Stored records
#####
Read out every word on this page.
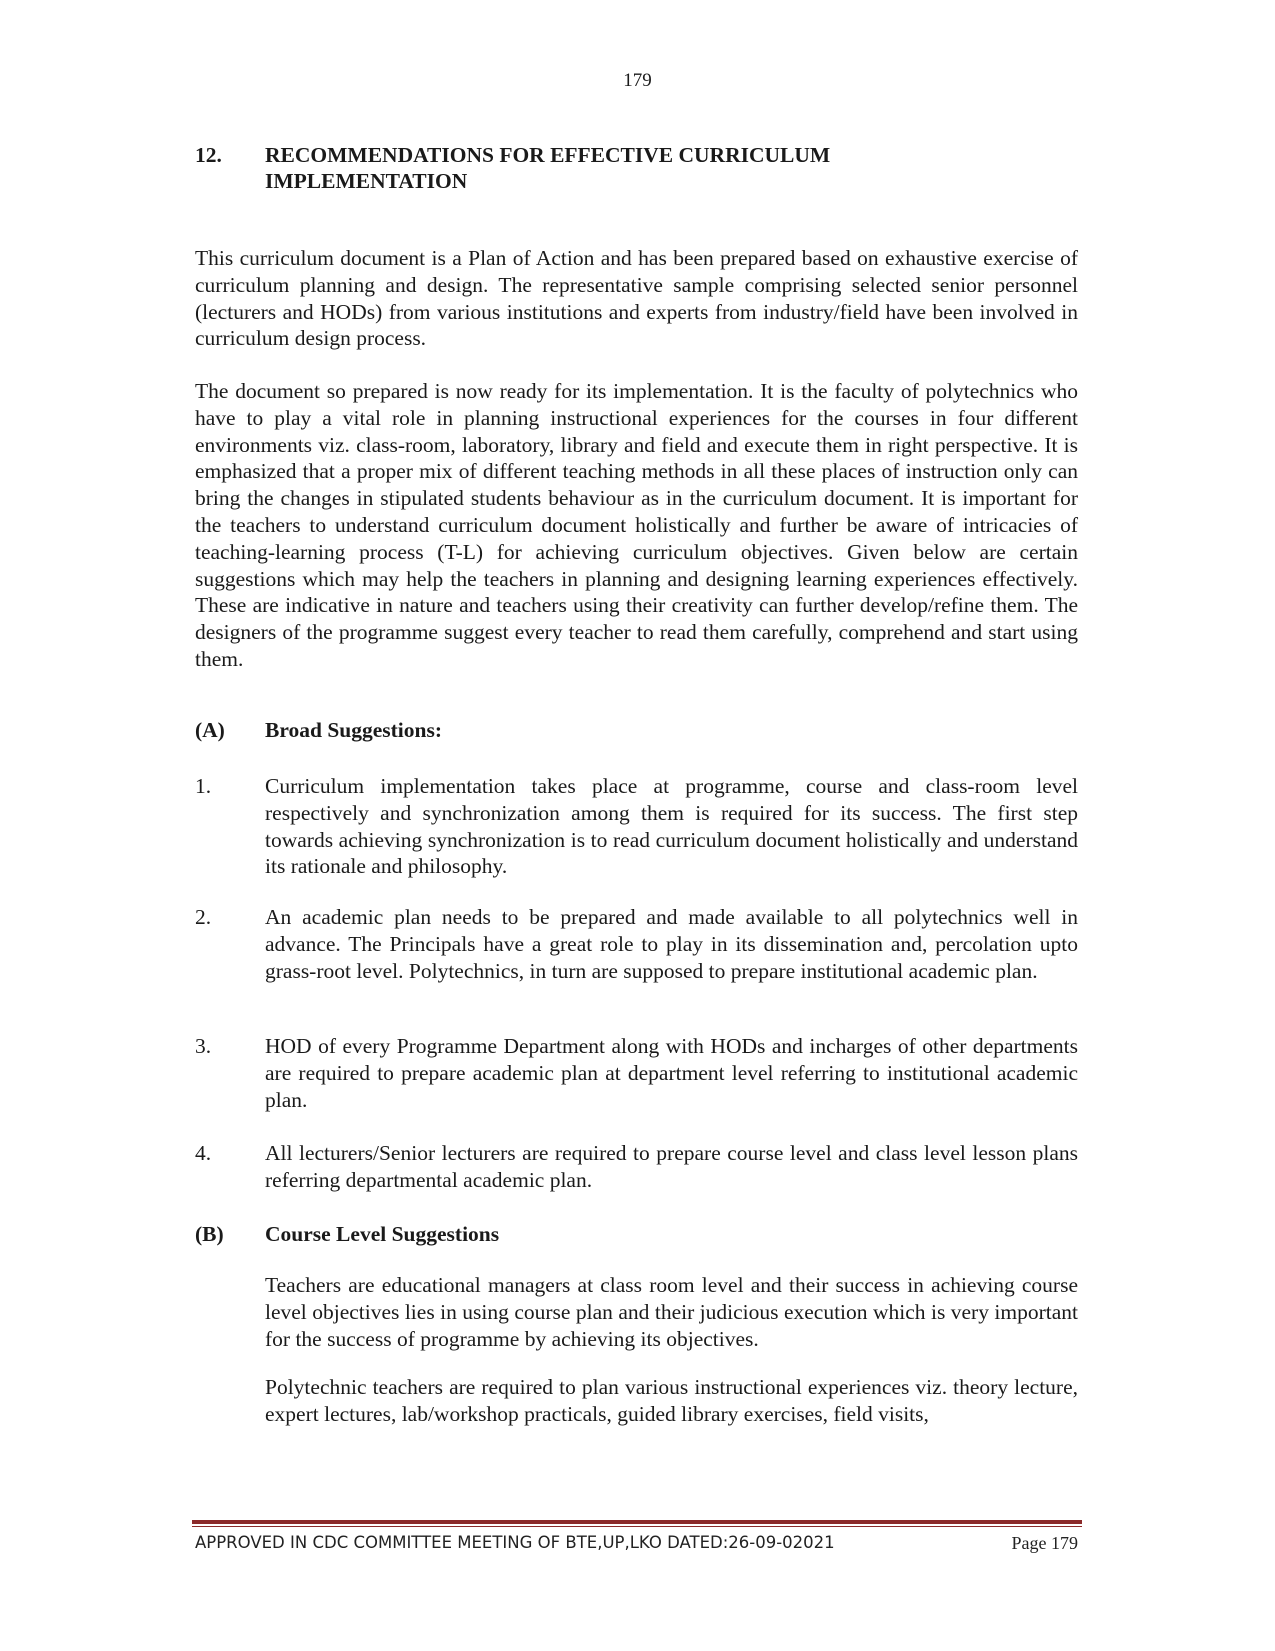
179
12. RECOMMENDATIONS FOR EFFECTIVE CURRICULUM
IMPLEMENTATION

This curriculum document is a Plan of Action and has been prepared based on exhaustive exercise of curriculum planning and design. The representative sample comprising selected senior personnel (lecturers and HODs) from various institutions and experts from industry/field have been involved in curriculum design process.

The document so prepared is now ready for its implementation. It is the faculty of polytechnics who have to play a vital role in planning instructional experiences for the courses in four different environments viz. class-room, laboratory, library and field and execute them in right perspective. It is emphasized that a proper mix of different teaching methods in all these places of instruction only can bring the changes in stipulated students behaviour as in the curriculum document. It is important for the teachers to understand curriculum document holistically and further be aware of intricacies of teaching-learning process (T-L) for achieving curriculum objectives. Given below are certain suggestions which may help the teachers in planning and designing learning experiences effectively. These are indicative in nature and teachers using their creativity can further develop/refine them. The designers of the programme suggest every teacher to read them carefully, comprehend and start using them.

(A) Broad Suggestions:
1.	Curriculum implementation takes place at programme, course and class-room level respectively and synchronization among them is required for its success. The first step towards achieving synchronization is to read curriculum document holistically and understand its rationale and philosophy.
2.	An academic plan needs to be prepared and made available to all polytechnics well in advance. The Principals have a great role to play in its dissemination and, percolation upto grass-root level. Polytechnics, in turn are supposed to prepare institutional academic plan.
3.	HOD of every Programme Department along with HODs and incharges of other departments are required to prepare academic plan at department level referring to institutional academic plan.
4.	All lecturers/Senior lecturers are required to prepare course level and class level lesson plans referring departmental academic plan.
(B) Course Level Suggestions

Teachers are educational managers at class room level and their success in achieving course level objectives lies in using course plan and their judicious execution which is very important for the success of programme by achieving its objectives.

Polytechnic teachers are required to plan various instructional experiences viz. theory lecture, expert lectures, lab/workshop practicals, guided library exercises, field visits,

APPROVED IN CDC COMMITTEE MEETING OF BTE,UP,LKO DATED:26-09-02021	Page 179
#####
Give the count of lines in the listing that hold the word "referring", with no other text.

2